Description of the task: Locate the word "wrong" in the data below, then copy every line that holds it.

Page transcription dataset items
---+---

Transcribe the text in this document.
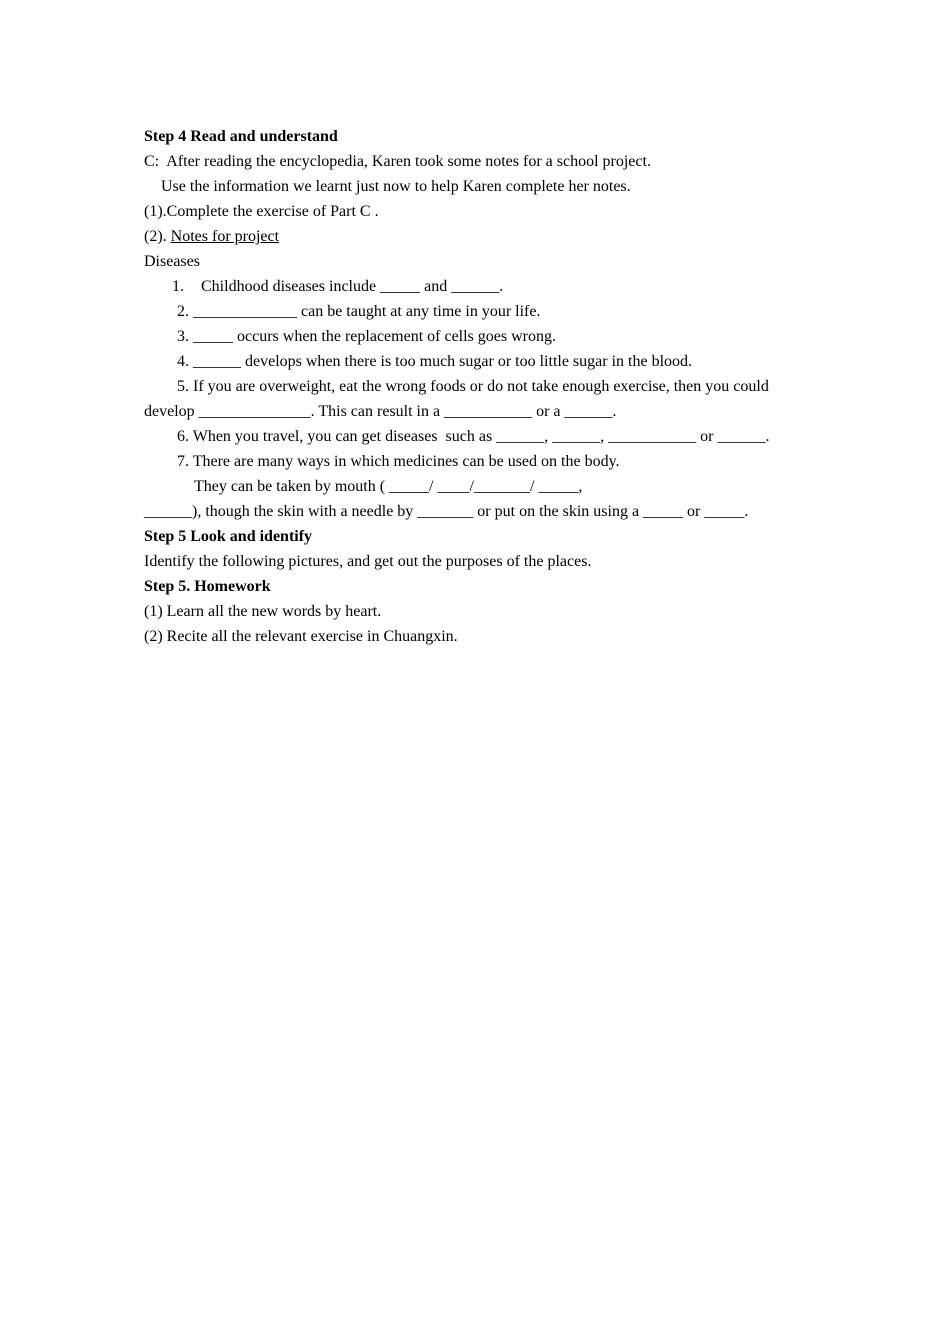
Step 4 Read and understand
C:  After reading the encyclopedia, Karen took some notes for a school project.
Use the information we learnt just now to help Karen complete her notes.
(1).Complete the exercise of Part C .
(2). Notes for project
Diseases
1. Childhood diseases include _____ and ______.
2. _____________ can be taught at any time in your life.
3. _____ occurs when the replacement of cells goes wrong.
4. ______ develops when there is too much sugar or too little sugar in the blood.
5. If you are overweight, eat the wrong foods or do not take enough exercise, then you could
develop ______________. This can result in a ___________ or a ______.
6. When you travel, you can get diseases  such as ______, ______, ___________ or ______.
7. There are many ways in which medicines can be used on the body.
They can be taken by mouth ( _____/ ____/_______/ _____,
______), though the skin with a needle by _______ or put on the skin using a _____ or _____.
Step 5 Look and identify
Identify the following pictures, and get out the purposes of the places.
Step 5. Homework
(1) Learn all the new words by heart.
(2) Recite all the relevant exercise in Chuangxin.
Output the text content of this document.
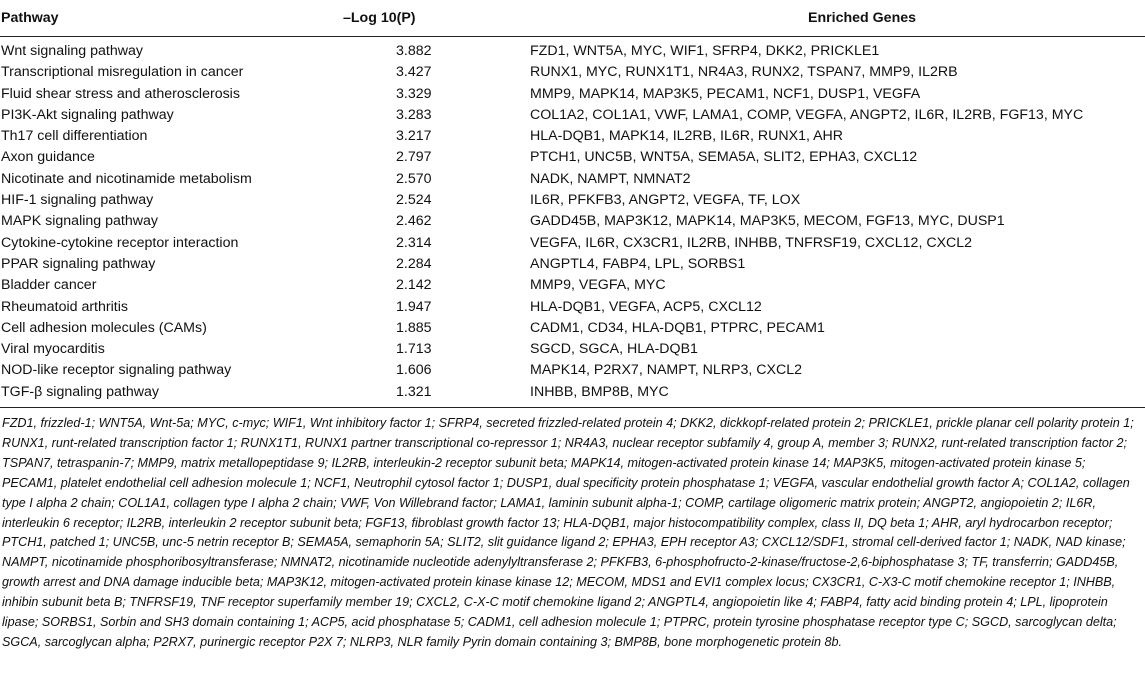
Pathway	–Log 10(P)	Enriched Genes
Wnt signaling pathway	3.882	FZD1, WNT5A, MYC, WIF1, SFRP4, DKK2, PRICKLE1
Transcriptional misregulation in cancer	3.427	RUNX1, MYC, RUNX1T1, NR4A3, RUNX2, TSPAN7, MMP9, IL2RB
Fluid shear stress and atherosclerosis	3.329	MMP9, MAPK14, MAP3K5, PECAM1, NCF1, DUSP1, VEGFA
PI3K-Akt signaling pathway	3.283	COL1A2, COL1A1, VWF, LAMA1, COMP, VEGFA, ANGPT2, IL6R, IL2RB, FGF13, MYC
Th17 cell differentiation	3.217	HLA-DQB1, MAPK14, IL2RB, IL6R, RUNX1, AHR
Axon guidance	2.797	PTCH1, UNC5B, WNT5A, SEMA5A, SLIT2, EPHA3, CXCL12
Nicotinate and nicotinamide metabolism	2.570	NADK, NAMPT, NMNAT2
HIF-1 signaling pathway	2.524	IL6R, PFKFB3, ANGPT2, VEGFA, TF, LOX
MAPK signaling pathway	2.462	GADD45B, MAP3K12, MAPK14, MAP3K5, MECOM, FGF13, MYC, DUSP1
Cytokine-cytokine receptor interaction	2.314	VEGFA, IL6R, CX3CR1, IL2RB, INHBB, TNFRSF19, CXCL12, CXCL2
PPAR signaling pathway	2.284	ANGPTL4, FABP4, LPL, SORBS1
Bladder cancer	2.142	MMP9, VEGFA, MYC
Rheumatoid arthritis	1.947	HLA-DQB1, VEGFA, ACP5, CXCL12
Cell adhesion molecules (CAMs)	1.885	CADM1, CD34, HLA-DQB1, PTPRC, PECAM1
Viral myocarditis	1.713	SGCD, SGCA, HLA-DQB1
NOD-like receptor signaling pathway	1.606	MAPK14, P2RX7, NAMPT, NLRP3, CXCL2
TGF-β signaling pathway	1.321	INHBB, BMP8B, MYC

FZD1, frizzled-1; WNT5A, Wnt-5a; MYC, c-myc; WIF1, Wnt inhibitory factor 1; SFRP4, secreted frizzled-related protein 4; DKK2, dickkopf-related protein 2; PRICKLE1, prickle planar cell polarity protein 1; RUNX1, runt-related transcription factor 1; RUNX1T1, RUNX1 partner transcriptional co-repressor 1; NR4A3, nuclear receptor subfamily 4, group A, member 3; RUNX2, runt-related transcription factor 2; TSPAN7, tetraspanin-7; MMP9, matrix metallopeptidase 9; IL2RB, interleukin-2 receptor subunit beta; MAPK14, mitogen-activated protein kinase 14; MAP3K5, mitogen-activated protein kinase 5; PECAM1, platelet endothelial cell adhesion molecule 1; NCF1, Neutrophil cytosol factor 1; DUSP1, dual specificity protein phosphatase 1; VEGFA, vascular endothelial growth factor A; COL1A2, collagen type I alpha 2 chain; COL1A1, collagen type I alpha 2 chain; VWF, Von Willebrand factor; LAMA1, laminin subunit alpha-1; COMP, cartilage oligomeric matrix protein; ANGPT2, angiopoietin 2; IL6R, interleukin 6 receptor; IL2RB, interleukin 2 receptor subunit beta; FGF13, fibroblast growth factor 13; HLA-DQB1, major histocompatibility complex, class II, DQ beta 1; AHR, aryl hydrocarbon receptor; PTCH1, patched 1; UNC5B, unc-5 netrin receptor B; SEMA5A, semaphorin 5A; SLIT2, slit guidance ligand 2; EPHA3, EPH receptor A3; CXCL12/SDF1, stromal cell-derived factor 1; NADK, NAD kinase; NAMPT, nicotinamide phosphoribosyltransferase; NMNAT2, nicotinamide nucleotide adenylyltransferase 2; PFKFB3, 6-phosphofructo-2-kinase/fructose-2,6-biphosphatase 3; TF, transferrin; GADD45B, growth arrest and DNA damage inducible beta; MAP3K12, mitogen-activated protein kinase kinase 12; MECOM, MDS1 and EVI1 complex locus; CX3CR1, C-X3-C motif chemokine receptor 1; INHBB, inhibin subunit beta B; TNFRSF19, TNF receptor superfamily member 19; CXCL2, C-X-C motif chemokine ligand 2; ANGPTL4, angiopoietin like 4; FABP4, fatty acid binding protein 4; LPL, lipoprotein lipase; SORBS1, Sorbin and SH3 domain containing 1; ACP5, acid phosphatase 5; CADM1, cell adhesion molecule 1; PTPRC, protein tyrosine phosphatase receptor type C; SGCD, sarcoglycan delta; SGCA, sarcoglycan alpha; P2RX7, purinergic receptor P2X 7; NLRP3, NLR family Pyrin domain containing 3; BMP8B, bone morphogenetic protein 8b.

---+---

Solution to the exercise:
3. _____ occurs when the replacement of cells goes wrong.
5. If you are overweight, eat the wrong foods or do not take enough exercise, then you could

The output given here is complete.